Records that describe figures:

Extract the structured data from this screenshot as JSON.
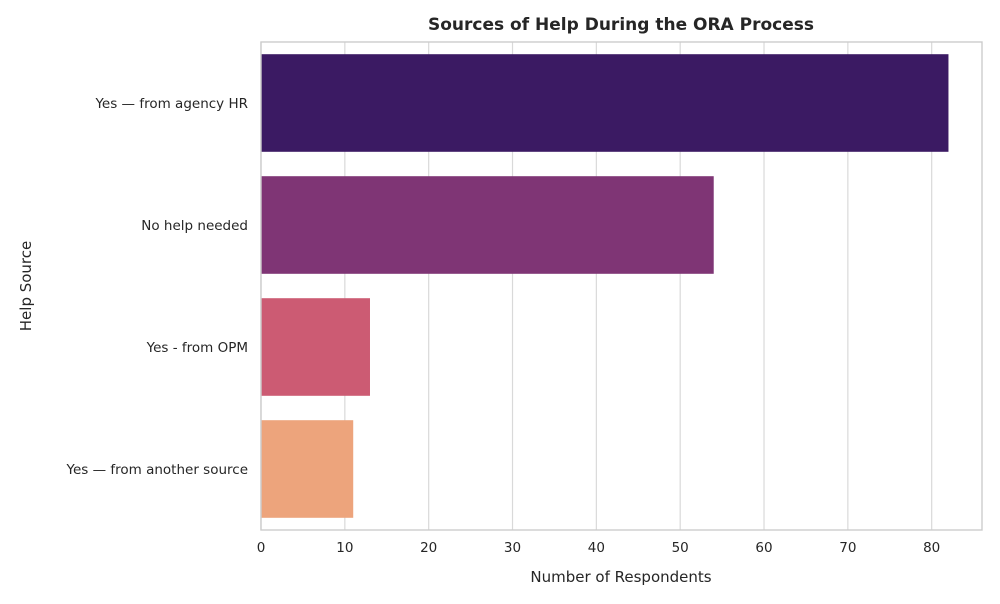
{
  "chart_data": {
    "type": "bar",
    "orientation": "horizontal",
    "title": "Sources of Help During the ORA Process",
    "xlabel": "Number of Respondents",
    "ylabel": "Help Source",
    "categories": [
      "Yes — from agency HR",
      "No help needed",
      "Yes - from OPM",
      "Yes — from another source"
    ],
    "values": [
      82,
      54,
      13,
      11
    ],
    "colors": [
      "#3b1a63",
      "#7f3575",
      "#cc5b73",
      "#eda47c"
    ],
    "xlim": [
      0,
      86
    ],
    "xticks": [
      0,
      10,
      20,
      30,
      40,
      50,
      60,
      70,
      80
    ],
    "grid": true,
    "legend": "none"
  }
}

## DIRECTIVE
Extract all the data above exactly, excluding every picture.

## SOLUTION TO THIS PROBLEM
Extract the structured data from this screenshot as JSON.
{
  "chart_data": {
    "type": "bar",
    "orientation": "horizontal",
    "title": "Sources of Help During the ORA Process",
    "xlabel": "Number of Respondents",
    "ylabel": "Help Source",
    "categories": [
      "Yes — from agency HR",
      "No help needed",
      "Yes - from OPM",
      "Yes — from another source"
    ],
    "values": [
      82,
      54,
      13,
      11
    ],
    "colors": [
      "#3b1a63",
      "#7f3575",
      "#cc5b73",
      "#eda47c"
    ],
    "xlim": [
      0,
      86
    ],
    "xticks": [
      0,
      10,
      20,
      30,
      40,
      50,
      60,
      70,
      80
    ],
    "grid": true,
    "legend": "none"
  }
}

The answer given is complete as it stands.